■ What to work on ■
Repeat every entry in the listing below, exactly.

■ Supplied information ■
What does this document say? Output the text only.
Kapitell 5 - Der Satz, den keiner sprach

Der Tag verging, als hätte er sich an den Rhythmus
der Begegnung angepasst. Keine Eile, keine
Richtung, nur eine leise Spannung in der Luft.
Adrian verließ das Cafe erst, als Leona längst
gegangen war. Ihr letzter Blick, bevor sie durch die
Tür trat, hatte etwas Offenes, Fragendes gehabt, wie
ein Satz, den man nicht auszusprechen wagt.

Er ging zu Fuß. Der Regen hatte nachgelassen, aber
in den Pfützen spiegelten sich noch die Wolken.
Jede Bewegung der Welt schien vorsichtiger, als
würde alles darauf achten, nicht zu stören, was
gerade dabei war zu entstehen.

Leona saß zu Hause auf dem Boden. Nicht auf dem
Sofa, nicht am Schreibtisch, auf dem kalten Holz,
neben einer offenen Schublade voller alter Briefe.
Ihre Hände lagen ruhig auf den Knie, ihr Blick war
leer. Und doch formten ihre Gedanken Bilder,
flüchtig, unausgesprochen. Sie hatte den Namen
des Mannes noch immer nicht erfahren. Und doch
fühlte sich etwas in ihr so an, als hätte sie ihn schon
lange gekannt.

■ Expected answer ■
What does this document say? Output the text only.
Kapitell 5 - Der Satz, den keiner sprach

Der Tag verging, als hätte er sich an den Rhythmus
der Begegnung angepasst. Keine Eile, keine
Richtung, nur eine leise Spannung in der Luft.
Adrian verließ das Cafe erst, als Leona längst
gegangen war. Ihr letzter Blick, bevor sie durch die
Tür trat, hatte etwas Offenes, Fragendes gehabt, wie
ein Satz, den man nicht auszusprechen wagt.

Er ging zu Fuß. Der Regen hatte nachgelassen, aber
in den Pfützen spiegelten sich noch die Wolken.
Jede Bewegung der Welt schien vorsichtiger, als
würde alles darauf achten, nicht zu stören, was
gerade dabei war zu entstehen.

Leona saß zu Hause auf dem Boden. Nicht auf dem
Sofa, nicht am Schreibtisch, auf dem kalten Holz,
neben einer offenen Schublade voller alter Briefe.
Ihre Hände lagen ruhig auf den Knie, ihr Blick war
leer. Und doch formten ihre Gedanken Bilder,
flüchtig, unausgesprochen. Sie hatte den Namen
des Mannes noch immer nicht erfahren. Und doch
fühlte sich etwas in ihr so an, als hätte sie ihn schon
lange gekannt.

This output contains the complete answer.